*Record excerpts*
□ □ □
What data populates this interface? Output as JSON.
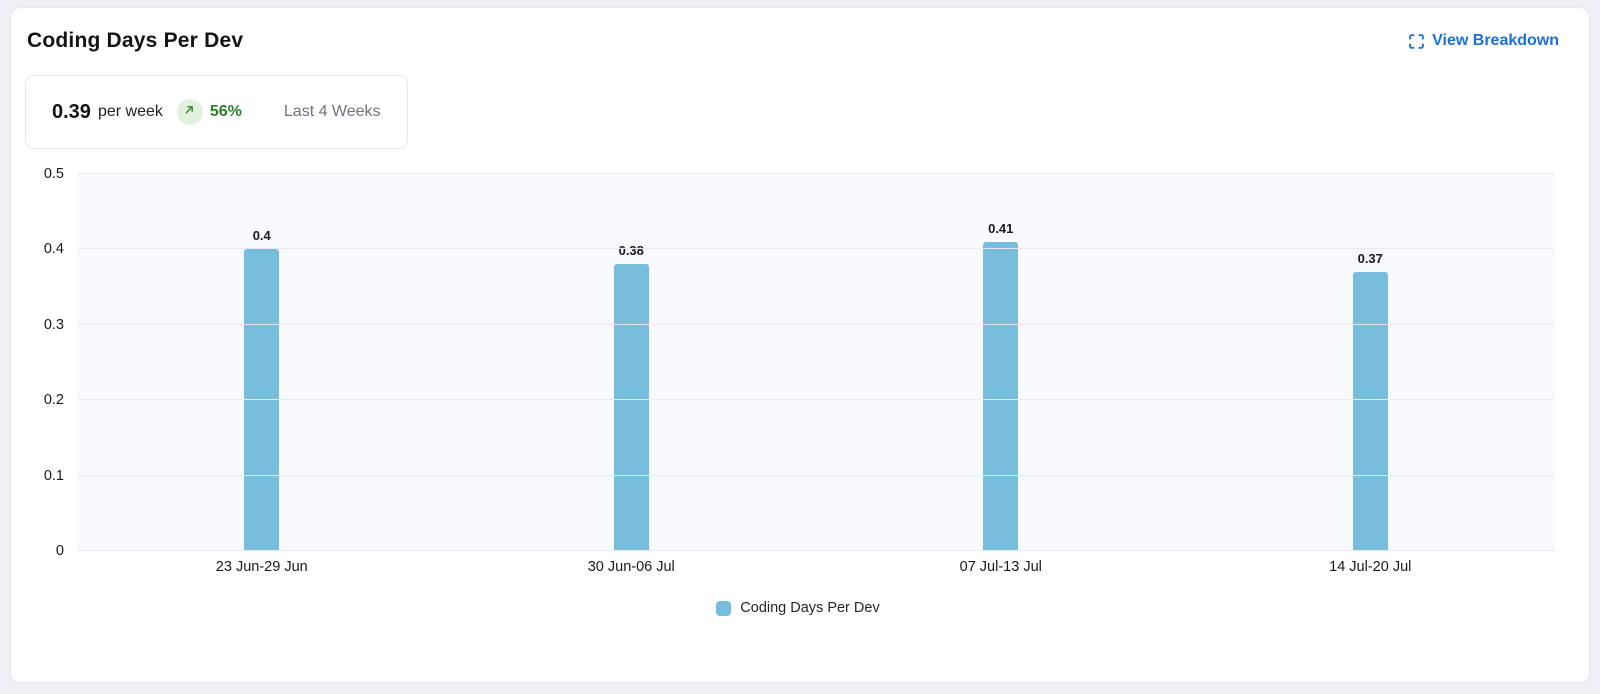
{
  "header": {
    "title": "Coding Days Per Dev",
    "view_breakdown_label": "View Breakdown"
  },
  "summary": {
    "value": "0.39",
    "unit": "per week",
    "trend_icon": "arrow-up-right",
    "change_pct": "56%",
    "period": "Last 4 Weeks"
  },
  "colors": {
    "bar": "#77bedd",
    "link_blue": "#1d6fd8",
    "badge_green_bg": "#e3f2df",
    "badge_green_fg": "#2e7d2a",
    "plot_bg": "#f9fafd",
    "gridline": "#e9ebf0",
    "card_border": "#e5e7ec"
  },
  "chart_data": {
    "type": "bar",
    "title": "Coding Days Per Dev",
    "categories": [
      "23 Jun-29 Jun",
      "30 Jun-06 Jul",
      "07 Jul-13 Jul",
      "14 Jul-20 Jul"
    ],
    "values": [
      0.4,
      0.38,
      0.41,
      0.37
    ],
    "value_labels": [
      "0.4",
      "0.38",
      "0.41",
      "0.37"
    ],
    "xlabel": "",
    "ylabel": "",
    "ylim": [
      0,
      0.5
    ],
    "yticks": [
      0,
      0.1,
      0.2,
      0.3,
      0.4,
      0.5
    ],
    "ytick_labels": [
      "0",
      "0.1",
      "0.2",
      "0.3",
      "0.4",
      "0.5"
    ],
    "grid": true,
    "legend_position": "bottom",
    "legend": [
      {
        "label": "Coding Days Per Dev",
        "color": "#77bedd"
      }
    ]
  }
}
□ □ □
Make a verbatim copy of all the entries and strip out the pictures.

*Written response*
What data populates this interface? Output as JSON.
{
  "header": {
    "title": "Coding Days Per Dev",
    "view_breakdown_label": "View Breakdown"
  },
  "summary": {
    "value": "0.39",
    "unit": "per week",
    "trend_icon": "arrow-up-right",
    "change_pct": "56%",
    "period": "Last 4 Weeks"
  },
  "colors": {
    "bar": "#77bedd",
    "link_blue": "#1d6fd8",
    "badge_green_bg": "#e3f2df",
    "badge_green_fg": "#2e7d2a",
    "plot_bg": "#f9fafd",
    "gridline": "#e9ebf0",
    "card_border": "#e5e7ec"
  },
  "chart_data": {
    "type": "bar",
    "title": "Coding Days Per Dev",
    "categories": [
      "23 Jun-29 Jun",
      "30 Jun-06 Jul",
      "07 Jul-13 Jul",
      "14 Jul-20 Jul"
    ],
    "values": [
      0.4,
      0.38,
      0.41,
      0.37
    ],
    "value_labels": [
      "0.4",
      "0.38",
      "0.41",
      "0.37"
    ],
    "xlabel": "",
    "ylabel": "",
    "ylim": [
      0,
      0.5
    ],
    "yticks": [
      0,
      0.1,
      0.2,
      0.3,
      0.4,
      0.5
    ],
    "ytick_labels": [
      "0",
      "0.1",
      "0.2",
      "0.3",
      "0.4",
      "0.5"
    ],
    "grid": true,
    "legend_position": "bottom",
    "legend": [
      {
        "label": "Coding Days Per Dev",
        "color": "#77bedd"
      }
    ]
  }
}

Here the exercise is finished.